> **Отрывок**
Чтобы довести свою убежденность до сознания современников, Петр Яковлевич испытывает потребность искать союзников, разумеется, не только и не столько среди женщин, сколько в главных умственных силах русского общества. Одной из них является бесспорная, но загадочная для Чаадаева сила переменившегося Пушкина, чье чтение «Бориса Годунова» долго не выходило у него из головы. Поэт был, пожалуй, единственным человеком, кем «угрюмый нелюдим», как выражался о Петре Яковлевиче его племянник, не переставал интересоваться в самую тяжелую пору своих переживаний.

Несомненно, Петр Яковлевич весьма рассчитывал на мощь поэтического выражения Пушкина в распространении среди соотечественников своей «одной мысли». Когда-то он «поворотил на мысль» юного поэта, увлекая его либеральными идеями. Но тогда было время, напишет он автору «Бориса Годунова» в 1831 году, «немногого стоившее» — «с ложными ожиданиями, обманчивыми предчувствиями, лживыми грезами счастливого возраста неведения». Теперь же, думает Петр Яковлевич, надо внедрить в сознание зрелого писателя «одну мысль».

Чтобы понять реакцию Пушкина на новую проповедь старого друга, превратившегося из гусарского офицера с задатками Брута и Периклеса, из бесстрастного наблюдателя ветреной толпы в религиозного философа и аналитика мировых эпох, необходимо учитывать определенные особенности творческой личности поэта и его художественных задач в последнее десятилетие жизни.

> **Записанные данные**
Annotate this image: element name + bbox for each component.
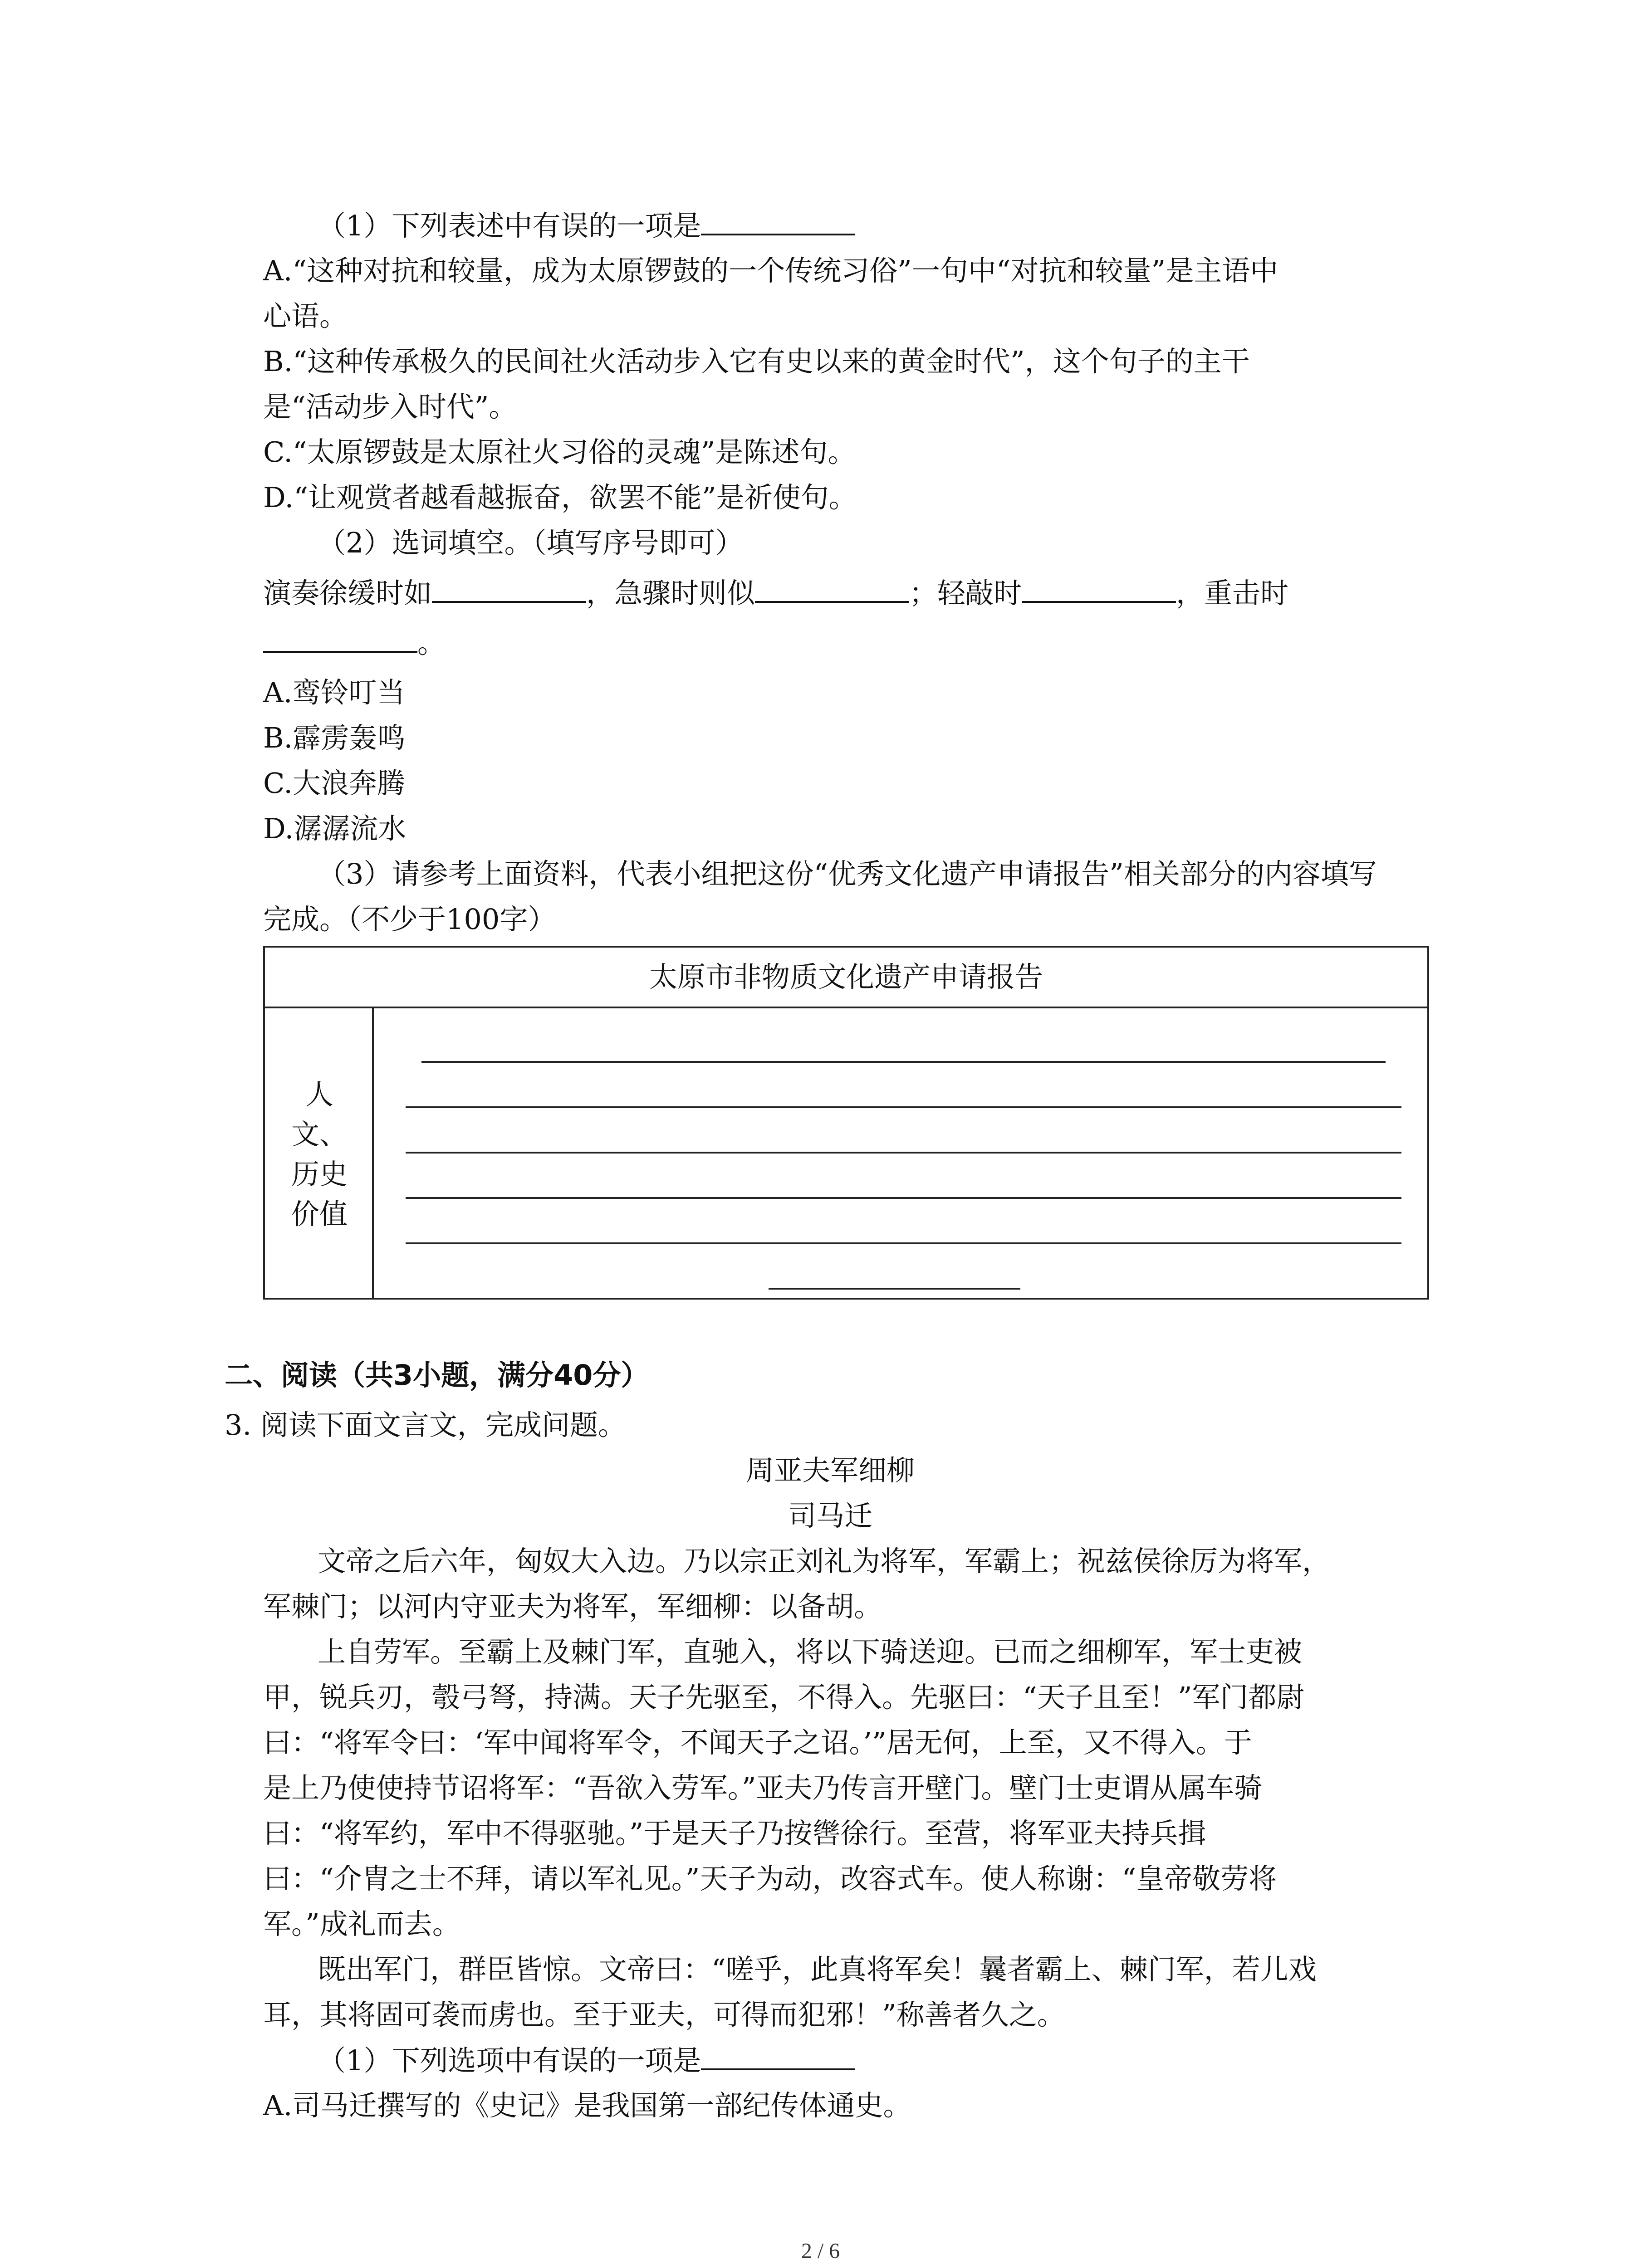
passage-line: 既出军门，群臣皆惊。文帝曰：“嗟乎，此真将军矣！曩者霸上、棘门军，若儿戏 <box>318 1953 1317 1986</box>
passage-author: 司马迁 <box>788 1499 872 1532</box>
fill-blank-2[interactable] <box>755 574 909 603</box>
q2-sub1-option-d: D.“让观赏者越看越振奋，欲罢不能”是祈使句。 <box>263 481 857 514</box>
writing-line[interactable] <box>406 1106 1401 1108</box>
q2-sub1-option-a: A.“这种对抗和较量，成为太原锣鼓的一个传统习俗”一句中“对抗和较量”是主语中 <box>263 254 1279 287</box>
answer-blank[interactable] <box>701 206 855 235</box>
passage-line: 曰：“将军约，军中不得驱驰。”于是天子乃按辔徐行。至营，将军亚夫持兵揖 <box>263 1817 1206 1850</box>
q2-sub2-stem: （2）选词填空。（填写序号即可） <box>318 526 744 559</box>
fill-blank-3[interactable] <box>1022 574 1176 603</box>
table-title: 太原市非物质文化遗产申请报告 <box>265 948 1427 1008</box>
q2-sub3-stem-cont: 完成。（不少于100字） <box>263 903 556 936</box>
table-label-cell <box>265 1007 374 1300</box>
q2-sub1-option-b-cont: 是“活动步入时代”。 <box>263 390 517 423</box>
report-table <box>263 946 1429 1300</box>
page-number: 2 / 6 <box>801 2239 840 2263</box>
q3-sub1-option-a: A.司马迁撰写的《史记》是我国第一部纪传体通史。 <box>263 2089 911 2122</box>
passage-line: 曰：“介胄之士不拜，请以军礼见。”天子为动，改容式车。使人称谢：“皇帝敬劳将 <box>263 1862 1277 1895</box>
writing-line[interactable] <box>769 1288 1020 1290</box>
q2-sub1-option-b: B.“这种传承极久的民间社火活动步入它有史以来的黄金时代”，这个句子的主干 <box>263 345 1250 378</box>
q2-sub2-fill-line: 演奏徐缓时如 ，急骤时则似 ；轻敲时 ，重击时 <box>263 574 1434 612</box>
passage-line: 上自劳军。至霸上及棘门军，直驰入，将以下骑送迎。已而之细柳军，军士吏被 <box>318 1635 1303 1668</box>
q2-sub1-option-c: C.“太原锣鼓是太原社火习俗的灵魂”是陈述句。 <box>263 435 856 469</box>
q2-sub2-option-d: D.潺潺流水 <box>263 812 407 845</box>
passage-title: 周亚夫军细柳 <box>745 1454 915 1487</box>
passage-line: 是上乃使使持节诏将军：“吾欲入劳军。”亚夫乃传言开壁门。壁门士吏谓从属车骑 <box>263 1771 1263 1804</box>
section-heading: 二、阅读（共3小题，满分40分） <box>225 1359 649 1392</box>
passage-line: 军。”成礼而去。 <box>263 1907 460 1941</box>
passage-line: 文帝之后六年，匈奴大入边。乃以宗正刘礼为将军，军霸上；祝兹侯徐厉为将军， <box>318 1545 1331 1578</box>
writing-line[interactable] <box>421 1061 1386 1063</box>
passage-line: 军棘门；以河内守亚夫为将军，军细柳：以备胡。 <box>263 1590 882 1623</box>
table-label: 人 文、 历史 价值 <box>291 1078 348 1231</box>
answer-blank[interactable] <box>701 2041 855 2070</box>
q2-sub2-option-a: A.鸾铃叮当 <box>263 676 405 709</box>
fill-blank-4[interactable] <box>263 624 417 653</box>
q3-sub1-stem: （1）下列选项中有误的一项是 <box>318 2041 1488 2080</box>
q2-sub2-option-b: B.霹雳轰鸣 <box>263 721 406 754</box>
q2-sub2-option-c: C.大浪奔腾 <box>263 767 405 800</box>
writing-line[interactable] <box>406 1152 1401 1154</box>
q2-sub1-option-a-cont: 心语。 <box>263 299 348 332</box>
writing-line[interactable] <box>406 1242 1401 1244</box>
passage-line: 曰：“将军令曰：‘军中闻将军令，不闻天子之诏。’”居无何，上至，又不得入。于 <box>263 1726 1252 1759</box>
writing-line[interactable] <box>406 1197 1401 1199</box>
q2-sub2-fill-line-2: 。 <box>263 624 1434 662</box>
passage-line: 甲，锐兵刃，彀弓弩，持满。天子先驱至，不得入。先驱曰：“天子且至！”军门都尉 <box>263 1681 1305 1714</box>
q3-stem: 3. 阅读下面文言文，完成问题。 <box>225 1408 626 1442</box>
passage-line: 耳，其将固可袭而虏也。至于亚夫，可得而犯邪！”称善者久之。 <box>263 1998 1065 2031</box>
q2-sub3-stem: （3）请参考上面资料，代表小组把这份“优秀文化遗产申请报告”相关部分的内容填写 <box>318 857 1377 890</box>
fill-blank-1[interactable] <box>432 574 586 603</box>
q2-sub1-stem: （1）下列表述中有误的一项是 <box>318 206 1488 245</box>
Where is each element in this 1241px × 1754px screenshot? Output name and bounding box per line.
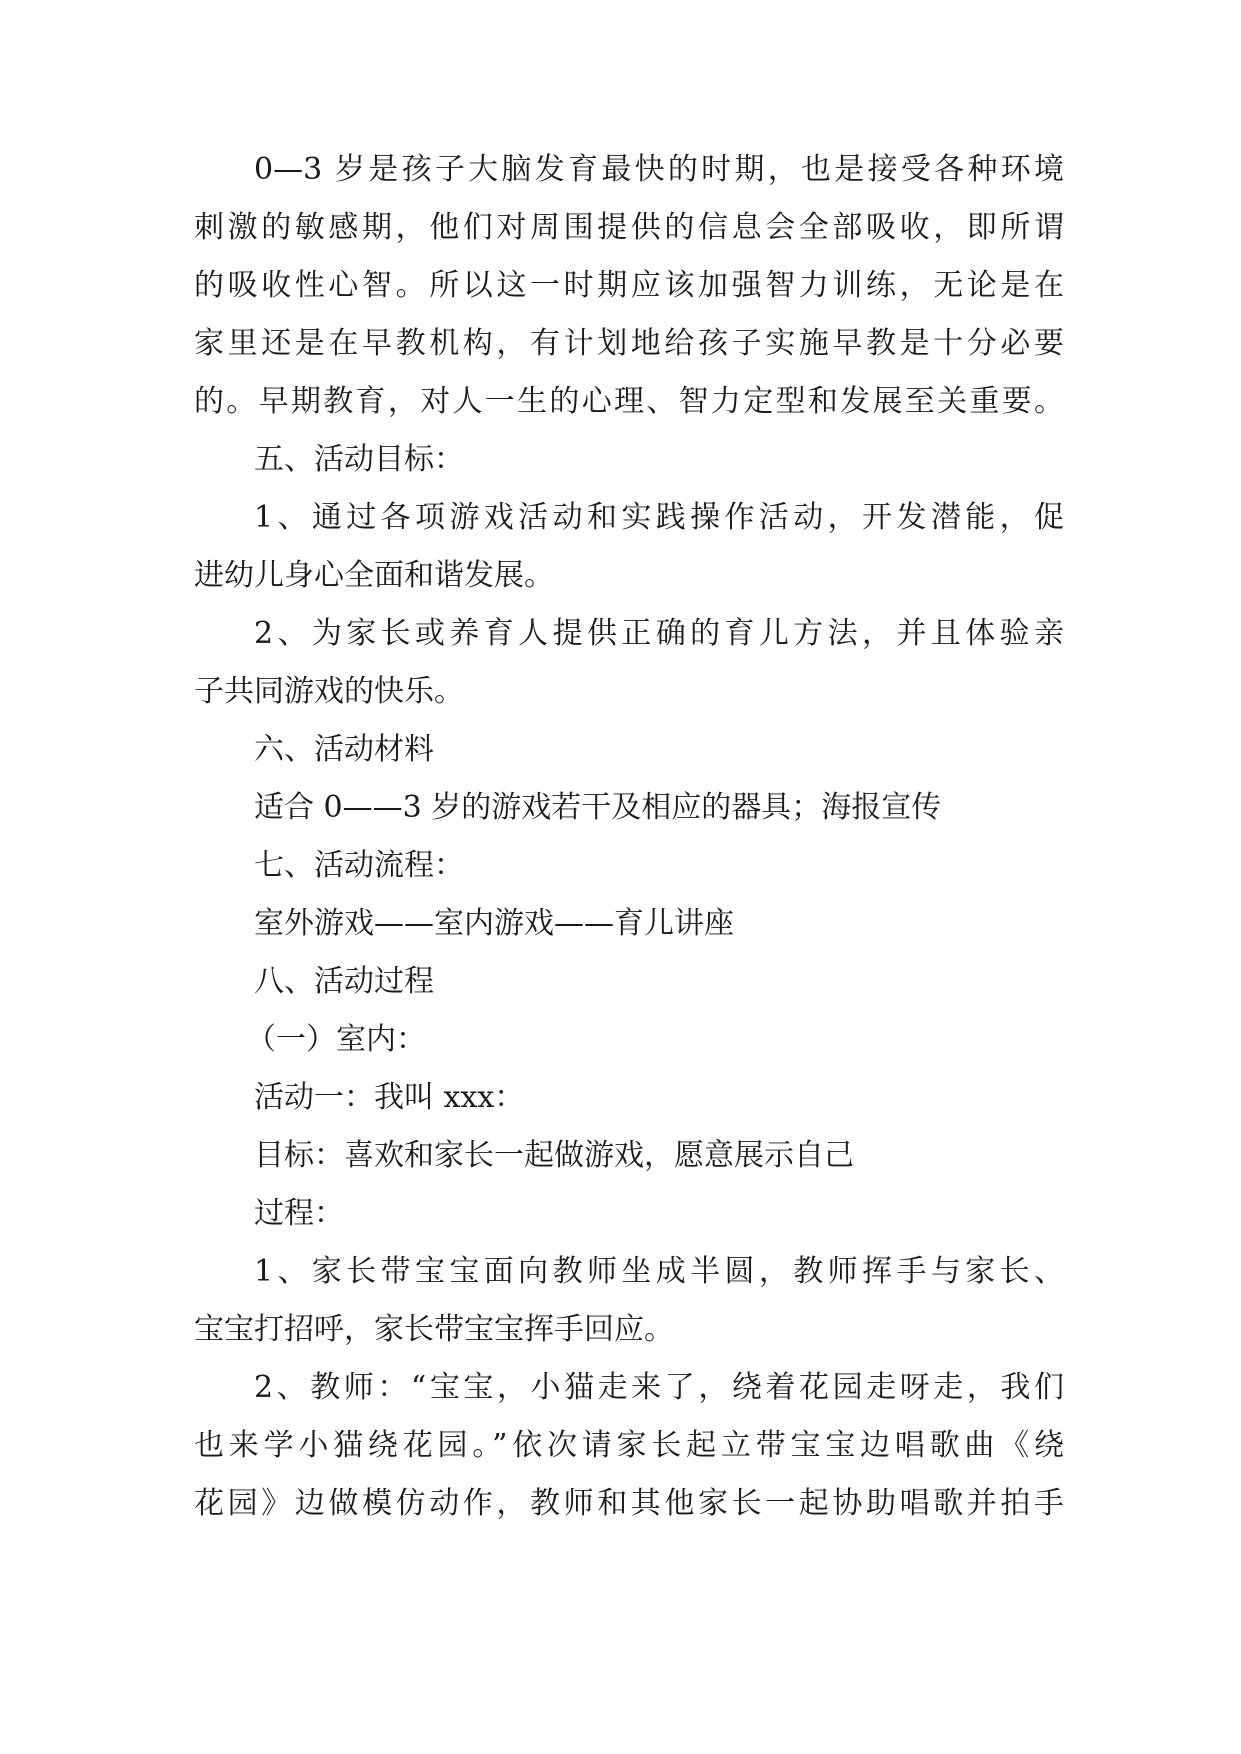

> **Короткое задание 1**
Соответствуют ли отрывку утверждения (a), (b) и (c)? На каждое ответьте «да» или «нет» и приведите решающие слова отрывка точной цитатой.
(a) Союзников Петр Яковлевич искал прежде всего среди женщин.
(b) Чтение «Бориса Годунова» долго не выходило у Петра Яковлевича из головы.
(c) Автору «Бориса Годунова» Петр Яковлевич напишет в 1831 году.
> **Короткое задание 2**
Перепишите из отрывка без изменений фрагмент между словами «Чтобы довести свою» и «пору своих переживаний.» включительно.

> **Результат задания 1**
(a) Нет: «не только и не столько среди женщин, сколько в главных умственных силах русского общества».
(b) Да: «чье чтение «Бориса Годунова» долго не выходило у него из головы».
(c) Да: «напишет он автору «Бориса Годунова» в 1831 году».

> **Результат задания 2**
Чтобы довести свою убежденность до сознания современников, Петр Яковлевич испытывает потребность искать союзников, разумеется, не только и не столько среди женщин, сколько в главных умственных силах русского общества. Одной из них является бесспорная, но загадочная для Чаадаева сила переменившегося Пушкина, чье чтение «Бориса Годунова» долго не выходило у него из головы. Поэт был, пожалуй, единственным человеком, кем «угрюмый нелюдим», как выражался о Петре Яковлевиче его племянник, не переставал интересоваться в самую тяжелую пору своих переживаний.